● **Brano selezionato**
%%

La marca si è affermata anche perché è garanzia di qualità. L’autore Kapferer
propone un modello, insieme a Laurent, ossia una concezione funzionale per
capire a cosa serve la marca. Il brand svolge svariate funzioni, secondo questo
modello:
1) Informativa: il brand veicola informazioni
2) Garanzia di qualità;
3) Identificativa: il brand veicola simboli che arricchiscono la personalità
4) Orientativa: il brand offre trasparenza dell’offerta, perché facilita la
valutazione dei beni
5) Di personalizzazione: la marca è uno stile di vita
6) Comunicativa: il brand comunica il posizionamento della marca
7) Ludica: la marca contribuisce a rendere il consumo gratificante
8) Pratica: consente di risparmiare tempo
9) Fedeltà: la marca fa sì che il consumatore si arricchisca di attributi dei
quali non riuscirebbe a fare a meno, per cui si fidelizza al punto che
percepisce il rischio di perdere quei valori qualora dovesse smettere di
utilizzare quel brand
Brand Equity
- Una definizione banale del brand equity potrebbe essere: quel valore
margine tra il sovrapprezzo di un prodotto branded e un prodotto
unbranded.
- Il valore della marca deriva da dimensioni tangibili (attributi e
caratteristiche tecniche del prodotto), ma anche intangibili e
idiosincratiche. La letteratura tende a dare rilievo a queste ultime, poiché
sono meno facilmente imitabili dai competitors.
- Il valore del marchio deriva anche dalla registrazione legale di questo.

%%

● **Lavoro richiesto**
1. Trascriva alla lettera la parte del brano sulla marca che si apre con le parole "- Il valore della" e si chiude con "legale di questo.".
2. Secondo il brano sulla marca, insieme a chi Kapferer propone il modello funzionale?
3. Elenchi tutte le funzioni del modello riportato nel brano sulla marca la cui descrizione comincia con le parole «il brand».
Si basi unicamente sul brano per svolgere il lavoro richiesto.

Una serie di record
%%

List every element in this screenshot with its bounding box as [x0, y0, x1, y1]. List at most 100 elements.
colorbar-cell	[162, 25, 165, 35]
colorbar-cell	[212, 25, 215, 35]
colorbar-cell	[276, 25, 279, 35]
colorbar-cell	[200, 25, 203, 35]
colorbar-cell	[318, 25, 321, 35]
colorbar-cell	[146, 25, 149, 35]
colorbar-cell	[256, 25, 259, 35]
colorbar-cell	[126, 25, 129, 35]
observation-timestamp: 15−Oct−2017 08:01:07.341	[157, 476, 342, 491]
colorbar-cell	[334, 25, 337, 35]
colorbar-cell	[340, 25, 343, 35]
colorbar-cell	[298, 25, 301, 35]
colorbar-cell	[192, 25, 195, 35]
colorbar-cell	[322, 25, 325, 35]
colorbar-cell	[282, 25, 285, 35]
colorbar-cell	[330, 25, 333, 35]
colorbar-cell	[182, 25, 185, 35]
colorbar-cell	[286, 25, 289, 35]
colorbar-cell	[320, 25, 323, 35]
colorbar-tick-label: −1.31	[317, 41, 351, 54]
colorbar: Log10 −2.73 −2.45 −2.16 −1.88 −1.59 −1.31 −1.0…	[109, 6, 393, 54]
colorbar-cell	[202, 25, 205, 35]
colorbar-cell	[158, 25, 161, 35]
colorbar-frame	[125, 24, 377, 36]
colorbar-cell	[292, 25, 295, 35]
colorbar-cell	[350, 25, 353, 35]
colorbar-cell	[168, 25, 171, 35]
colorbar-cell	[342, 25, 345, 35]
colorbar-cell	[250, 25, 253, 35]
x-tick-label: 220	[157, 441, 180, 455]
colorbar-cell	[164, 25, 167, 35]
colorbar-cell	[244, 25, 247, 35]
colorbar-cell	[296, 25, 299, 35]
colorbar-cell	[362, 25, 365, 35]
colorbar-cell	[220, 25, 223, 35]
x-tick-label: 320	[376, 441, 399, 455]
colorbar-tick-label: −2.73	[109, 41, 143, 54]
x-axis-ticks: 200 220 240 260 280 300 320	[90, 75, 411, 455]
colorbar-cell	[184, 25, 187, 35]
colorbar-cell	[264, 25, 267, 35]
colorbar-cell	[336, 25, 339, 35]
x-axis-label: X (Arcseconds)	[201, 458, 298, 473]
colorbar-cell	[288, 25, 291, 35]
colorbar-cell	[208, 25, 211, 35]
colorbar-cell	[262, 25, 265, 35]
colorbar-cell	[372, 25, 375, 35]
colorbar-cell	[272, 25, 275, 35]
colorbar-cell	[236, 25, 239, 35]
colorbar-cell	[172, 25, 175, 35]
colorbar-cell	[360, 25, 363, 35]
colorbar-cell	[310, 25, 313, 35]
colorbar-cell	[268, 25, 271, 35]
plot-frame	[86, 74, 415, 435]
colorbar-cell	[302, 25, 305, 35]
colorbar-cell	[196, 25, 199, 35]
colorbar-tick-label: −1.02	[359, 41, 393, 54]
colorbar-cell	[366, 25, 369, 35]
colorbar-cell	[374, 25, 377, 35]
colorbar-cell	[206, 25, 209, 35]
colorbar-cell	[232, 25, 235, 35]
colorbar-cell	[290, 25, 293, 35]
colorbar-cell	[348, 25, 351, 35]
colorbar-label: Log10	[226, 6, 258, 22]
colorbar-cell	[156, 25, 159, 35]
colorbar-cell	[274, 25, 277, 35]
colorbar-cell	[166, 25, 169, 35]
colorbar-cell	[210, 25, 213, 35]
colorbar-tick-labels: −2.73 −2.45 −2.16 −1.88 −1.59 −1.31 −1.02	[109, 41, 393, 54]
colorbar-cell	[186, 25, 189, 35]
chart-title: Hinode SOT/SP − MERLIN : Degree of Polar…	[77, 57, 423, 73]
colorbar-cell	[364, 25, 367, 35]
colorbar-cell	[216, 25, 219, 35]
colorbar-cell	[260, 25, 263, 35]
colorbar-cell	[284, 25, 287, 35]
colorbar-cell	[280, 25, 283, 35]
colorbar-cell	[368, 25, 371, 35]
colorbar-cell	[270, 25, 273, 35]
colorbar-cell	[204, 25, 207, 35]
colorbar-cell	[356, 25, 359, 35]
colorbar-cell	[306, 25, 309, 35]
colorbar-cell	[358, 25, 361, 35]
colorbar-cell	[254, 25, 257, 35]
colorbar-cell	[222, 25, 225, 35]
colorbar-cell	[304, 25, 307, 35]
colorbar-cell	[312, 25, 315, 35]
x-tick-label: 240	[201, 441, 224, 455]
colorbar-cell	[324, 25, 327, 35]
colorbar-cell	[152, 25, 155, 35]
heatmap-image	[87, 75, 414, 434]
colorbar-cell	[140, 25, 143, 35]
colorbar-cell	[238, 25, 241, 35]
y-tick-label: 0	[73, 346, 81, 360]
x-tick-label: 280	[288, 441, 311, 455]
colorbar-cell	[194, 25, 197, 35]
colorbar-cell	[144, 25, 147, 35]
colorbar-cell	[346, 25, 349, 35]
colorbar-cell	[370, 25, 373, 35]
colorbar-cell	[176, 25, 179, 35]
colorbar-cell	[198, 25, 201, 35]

%%
%%

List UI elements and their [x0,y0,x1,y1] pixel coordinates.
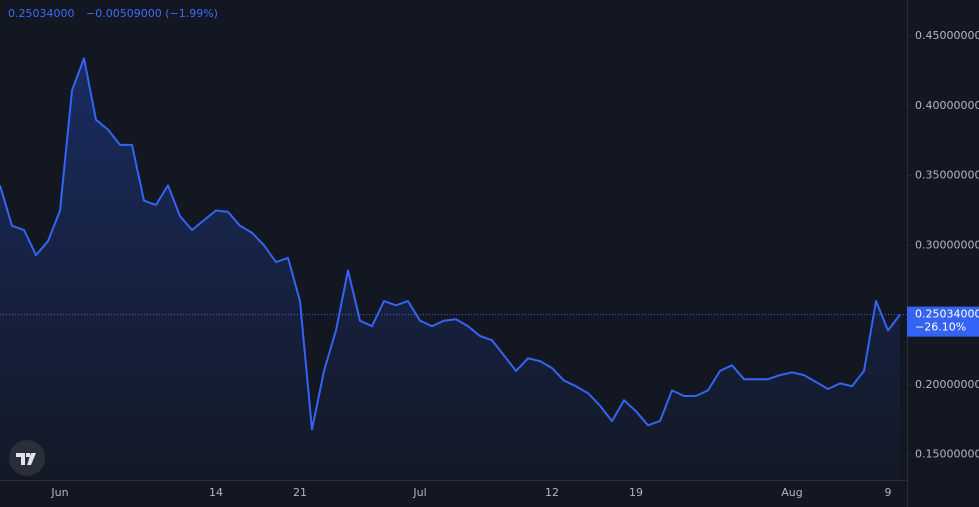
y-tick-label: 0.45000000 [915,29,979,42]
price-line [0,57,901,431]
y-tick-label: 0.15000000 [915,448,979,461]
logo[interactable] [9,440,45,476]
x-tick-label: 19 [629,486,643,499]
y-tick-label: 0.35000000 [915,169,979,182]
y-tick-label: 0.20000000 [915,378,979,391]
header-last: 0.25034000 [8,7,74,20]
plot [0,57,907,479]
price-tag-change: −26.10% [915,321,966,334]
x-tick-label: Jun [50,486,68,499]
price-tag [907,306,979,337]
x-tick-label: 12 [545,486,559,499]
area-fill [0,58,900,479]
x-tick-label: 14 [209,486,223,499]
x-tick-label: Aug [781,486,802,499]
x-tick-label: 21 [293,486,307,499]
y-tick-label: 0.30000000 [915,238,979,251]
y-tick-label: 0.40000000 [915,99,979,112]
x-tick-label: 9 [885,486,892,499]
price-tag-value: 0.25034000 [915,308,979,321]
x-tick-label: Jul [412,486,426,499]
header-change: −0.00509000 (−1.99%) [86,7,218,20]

%%

● **Soluzioni per compito**
1.
- Il valore della marca deriva da dimensioni tangibili (attributi e
caratteristiche tecniche del prodotto), ma anche intangibili e
idiosincratiche. La letteratura tende a dare rilievo a queste ultime, poiché
sono meno facilmente imitabili dai competitors.
- Il valore del marchio deriva anche dalla registrazione legale di questo.

2. Insieme a Laurent.

3. Informativa, Identificativa, Orientativa, Comunicativa